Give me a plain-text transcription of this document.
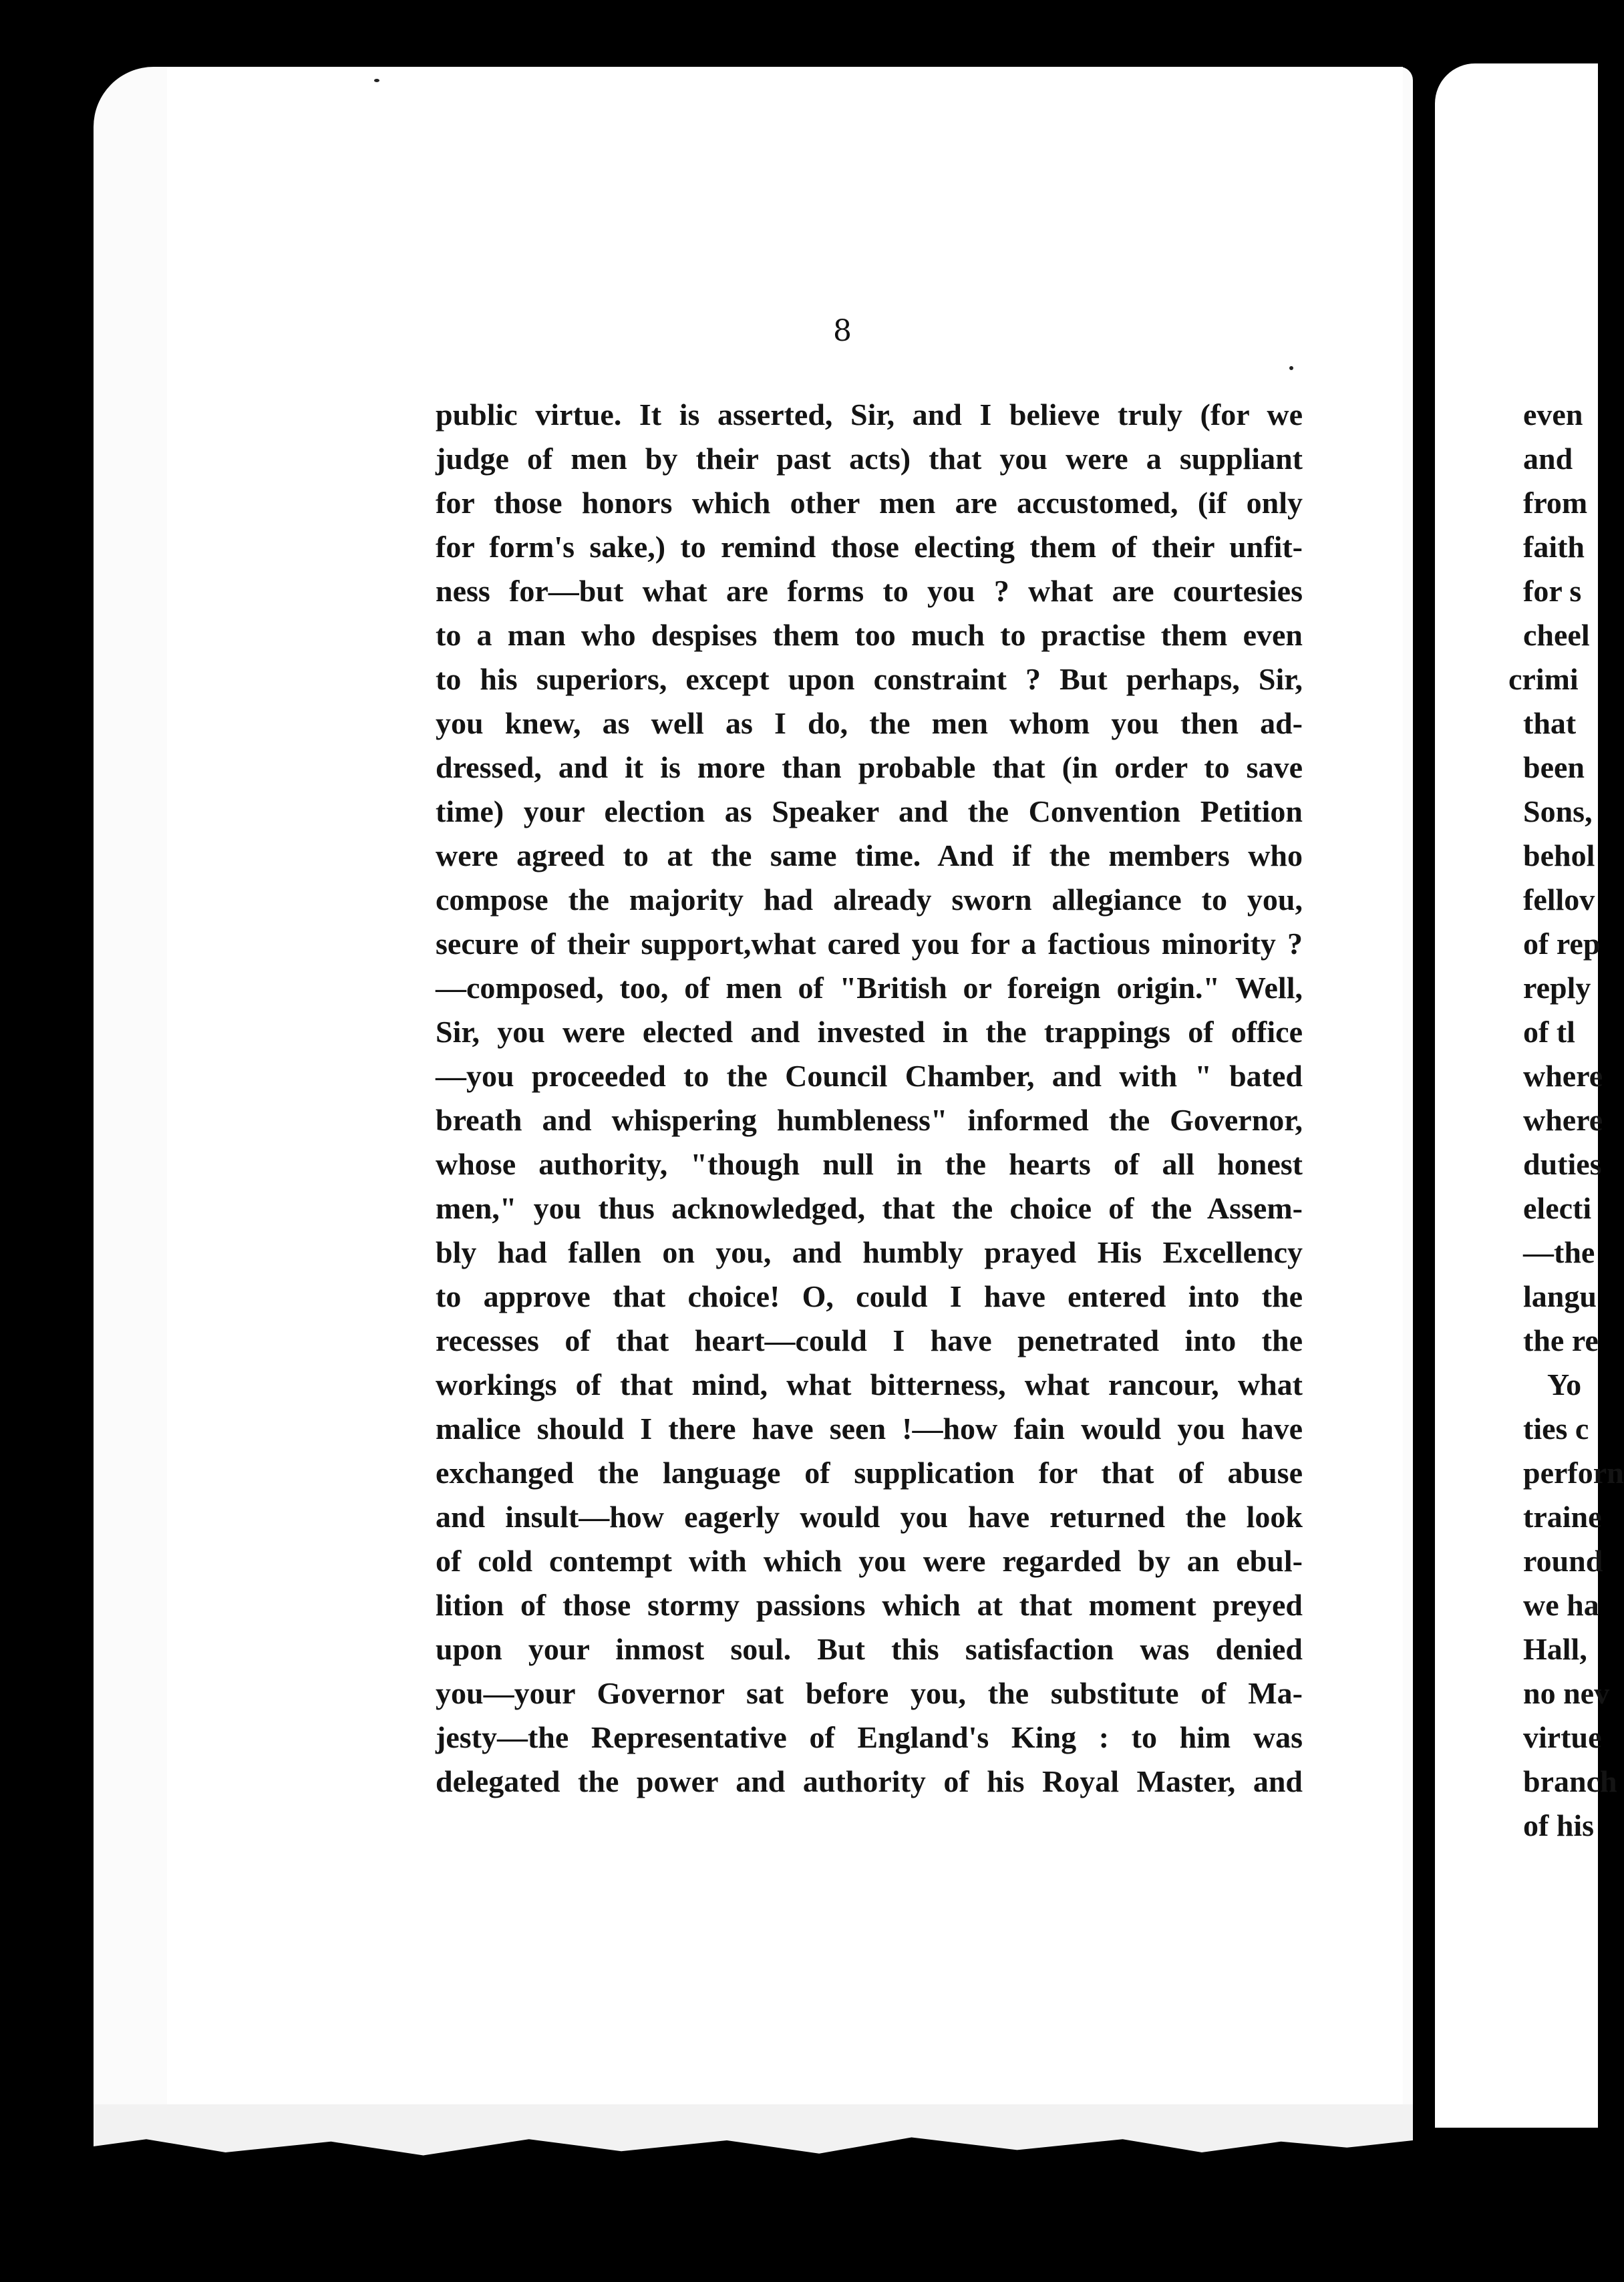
8
public virtue. It is asserted, Sir, and I believe truly (for we
judge of men by their past acts) that you were a suppliant
for those honors which other men are accustomed, (if only
for form's sake,) to remind those electing them of their unfit-
ness for—but what are forms to you ? what are courtesies
to a man who despises them too much to practise them even
to his superiors, except upon constraint ? But perhaps, Sir,
you knew, as well as I do, the men whom you then ad-
dressed, and it is more than probable that (in order to save
time) your election as Speaker and the Convention Petition
were agreed to at the same time. And if the members who
compose the majority had already sworn allegiance to you,
secure of their support,what cared you for a factious minority ?
—composed, too, of men of "British or foreign origin." Well,
Sir, you were elected and invested in the trappings of office
—you proceeded to the Council Chamber, and with " bated
breath and whispering humbleness" informed the Governor,
whose authority, "though null in the hearts of all honest
men," you thus acknowledged, that the choice of the Assem-
bly had fallen on you, and humbly prayed His Excellency
to approve that choice! O, could I have entered into the
recesses of that heart—could I have penetrated into the
workings of that mind, what bitterness, what rancour, what
malice should I there have seen !—how fain would you have
exchanged the language of supplication for that of abuse
and insult—how eagerly would you have returned the look
of cold contempt with which you were regarded by an ebul-
lition of those stormy passions which at that moment preyed
upon your inmost soul. But this satisfaction was denied
you—your Governor sat before you, the substitute of Ma-
jesty—the Representative of England's King : to him was
delegated the power and authority of his Royal Master, and
even
and
from
faith
for s
cheel
crimi
that
been
Sons,
behol
fellov
of rep
reply
of tl
where
where
duties
electi
—the
langu
the re
Yo
ties c
perforn
traine
round
we ha
Hall,
no nev
virtue
branch
of his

- WHAT TO PRODUCE -
Leave the pictures out and reproduce all of the records exactly.

- ANSWER FOR THIS EXERCISE -
Give me a plain-text transcription of this document.
8
public virtue. It is asserted, Sir, and I believe truly (for we
judge of men by their past acts) that you were a suppliant
for those honors which other men are accustomed, (if only
for form's sake,) to remind those electing them of their unfit-
ness for—but what are forms to you ? what are courtesies
to a man who despises them too much to practise them even
to his superiors, except upon constraint ? But perhaps, Sir,
you knew, as well as I do, the men whom you then ad-
dressed, and it is more than probable that (in order to save
time) your election as Speaker and the Convention Petition
were agreed to at the same time. And if the members who
compose the majority had already sworn allegiance to you,
secure of their support,what cared you for a factious minority ?
—composed, too, of men of "British or foreign origin." Well,
Sir, you were elected and invested in the trappings of office
—you proceeded to the Council Chamber, and with " bated
breath and whispering humbleness" informed the Governor,
whose authority, "though null in the hearts of all honest
men," you thus acknowledged, that the choice of the Assem-
bly had fallen on you, and humbly prayed His Excellency
to approve that choice! O, could I have entered into the
recesses of that heart—could I have penetrated into the
workings of that mind, what bitterness, what rancour, what
malice should I there have seen !—how fain would you have
exchanged the language of supplication for that of abuse
and insult—how eagerly would you have returned the look
of cold contempt with which you were regarded by an ebul-
lition of those stormy passions which at that moment preyed
upon your inmost soul. But this satisfaction was denied
you—your Governor sat before you, the substitute of Ma-
jesty—the Representative of England's King : to him was
delegated the power and authority of his Royal Master, and
even
and
from
faith
for s
cheel
crimi
that
been
Sons,
behol
fellov
of rep
reply
of tl
where
where
duties
electi
—the
langu
the re
Yo
ties c
perforn
traine
round
we ha
Hall,
no nev
virtue
branch
of his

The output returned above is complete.